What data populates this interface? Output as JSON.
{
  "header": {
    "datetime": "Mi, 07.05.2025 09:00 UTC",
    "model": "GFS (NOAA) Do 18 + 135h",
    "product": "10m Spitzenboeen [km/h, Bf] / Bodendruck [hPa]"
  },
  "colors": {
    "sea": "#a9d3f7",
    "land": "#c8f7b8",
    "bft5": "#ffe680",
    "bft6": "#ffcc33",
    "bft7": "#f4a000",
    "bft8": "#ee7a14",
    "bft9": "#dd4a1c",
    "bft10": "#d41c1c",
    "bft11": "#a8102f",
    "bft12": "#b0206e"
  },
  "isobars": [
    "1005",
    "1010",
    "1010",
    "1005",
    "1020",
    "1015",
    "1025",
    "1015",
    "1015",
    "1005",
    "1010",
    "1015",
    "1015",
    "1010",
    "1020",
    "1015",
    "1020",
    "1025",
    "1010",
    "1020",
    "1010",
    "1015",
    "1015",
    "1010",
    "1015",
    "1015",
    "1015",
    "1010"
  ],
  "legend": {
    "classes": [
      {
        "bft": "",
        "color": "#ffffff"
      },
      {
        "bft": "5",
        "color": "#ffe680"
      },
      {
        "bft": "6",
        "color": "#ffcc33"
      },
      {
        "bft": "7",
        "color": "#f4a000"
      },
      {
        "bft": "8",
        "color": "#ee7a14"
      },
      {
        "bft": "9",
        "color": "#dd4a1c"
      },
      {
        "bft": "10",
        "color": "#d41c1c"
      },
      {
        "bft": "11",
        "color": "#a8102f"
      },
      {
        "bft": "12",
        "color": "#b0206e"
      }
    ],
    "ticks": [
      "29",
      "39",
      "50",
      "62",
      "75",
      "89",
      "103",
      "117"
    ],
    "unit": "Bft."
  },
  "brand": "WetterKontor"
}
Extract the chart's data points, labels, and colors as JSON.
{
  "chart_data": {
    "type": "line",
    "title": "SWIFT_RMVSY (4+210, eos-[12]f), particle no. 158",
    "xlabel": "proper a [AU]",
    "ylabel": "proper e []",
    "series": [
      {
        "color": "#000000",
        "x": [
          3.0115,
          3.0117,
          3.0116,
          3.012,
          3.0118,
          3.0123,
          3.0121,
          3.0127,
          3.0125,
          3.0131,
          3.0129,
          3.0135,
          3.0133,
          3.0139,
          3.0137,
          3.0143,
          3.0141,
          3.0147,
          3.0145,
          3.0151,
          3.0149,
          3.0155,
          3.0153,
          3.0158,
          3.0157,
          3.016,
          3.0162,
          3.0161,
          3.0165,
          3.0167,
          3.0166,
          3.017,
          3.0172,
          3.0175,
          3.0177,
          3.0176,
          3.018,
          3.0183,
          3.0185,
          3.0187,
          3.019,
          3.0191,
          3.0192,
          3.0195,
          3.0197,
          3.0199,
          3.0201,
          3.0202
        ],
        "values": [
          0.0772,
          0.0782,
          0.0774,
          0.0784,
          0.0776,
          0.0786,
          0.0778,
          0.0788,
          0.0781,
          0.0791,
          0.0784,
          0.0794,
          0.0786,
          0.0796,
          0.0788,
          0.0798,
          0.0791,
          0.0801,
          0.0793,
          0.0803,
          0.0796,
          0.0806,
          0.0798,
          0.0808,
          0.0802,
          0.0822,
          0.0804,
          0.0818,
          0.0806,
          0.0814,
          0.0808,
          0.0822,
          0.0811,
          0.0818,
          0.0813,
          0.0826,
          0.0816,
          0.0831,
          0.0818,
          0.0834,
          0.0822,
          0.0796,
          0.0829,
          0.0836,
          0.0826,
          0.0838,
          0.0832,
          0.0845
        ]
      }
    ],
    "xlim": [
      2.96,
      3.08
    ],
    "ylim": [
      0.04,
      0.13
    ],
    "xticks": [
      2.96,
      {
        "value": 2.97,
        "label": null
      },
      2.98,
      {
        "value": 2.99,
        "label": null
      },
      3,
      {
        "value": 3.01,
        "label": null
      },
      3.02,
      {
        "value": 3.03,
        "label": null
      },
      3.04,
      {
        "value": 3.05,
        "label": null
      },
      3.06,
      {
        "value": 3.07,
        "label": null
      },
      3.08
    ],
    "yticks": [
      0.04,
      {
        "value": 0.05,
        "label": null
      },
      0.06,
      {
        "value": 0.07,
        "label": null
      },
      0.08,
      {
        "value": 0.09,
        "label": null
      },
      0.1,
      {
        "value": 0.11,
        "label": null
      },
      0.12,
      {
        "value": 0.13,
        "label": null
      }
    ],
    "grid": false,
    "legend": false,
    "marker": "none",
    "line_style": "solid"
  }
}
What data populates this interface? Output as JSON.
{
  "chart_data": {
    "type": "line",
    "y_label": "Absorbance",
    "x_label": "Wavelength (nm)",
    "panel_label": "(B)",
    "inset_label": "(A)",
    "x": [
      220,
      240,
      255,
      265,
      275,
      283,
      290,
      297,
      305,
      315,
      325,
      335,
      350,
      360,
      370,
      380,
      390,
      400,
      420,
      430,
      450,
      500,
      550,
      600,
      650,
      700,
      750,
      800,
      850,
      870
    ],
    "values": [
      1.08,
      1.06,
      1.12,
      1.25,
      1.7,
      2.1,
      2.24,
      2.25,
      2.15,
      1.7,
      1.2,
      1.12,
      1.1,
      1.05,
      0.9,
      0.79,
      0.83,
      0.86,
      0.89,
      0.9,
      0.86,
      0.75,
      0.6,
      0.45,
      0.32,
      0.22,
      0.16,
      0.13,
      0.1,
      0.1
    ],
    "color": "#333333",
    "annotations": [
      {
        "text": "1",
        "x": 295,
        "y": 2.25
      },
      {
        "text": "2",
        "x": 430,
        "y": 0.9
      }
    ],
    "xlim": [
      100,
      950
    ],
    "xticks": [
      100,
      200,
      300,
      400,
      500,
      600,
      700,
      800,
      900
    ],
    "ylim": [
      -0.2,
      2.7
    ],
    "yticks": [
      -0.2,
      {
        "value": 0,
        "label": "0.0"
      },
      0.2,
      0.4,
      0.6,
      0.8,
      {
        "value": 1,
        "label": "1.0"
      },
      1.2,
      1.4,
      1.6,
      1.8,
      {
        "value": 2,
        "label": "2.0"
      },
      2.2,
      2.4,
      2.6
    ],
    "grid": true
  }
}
* * *
• _Directive_
Identify the lines that hold the word "colors". Copy every one of them.

• _Written response_
  "colors": {
Extract the chart's data points, labels, and colors as JSON.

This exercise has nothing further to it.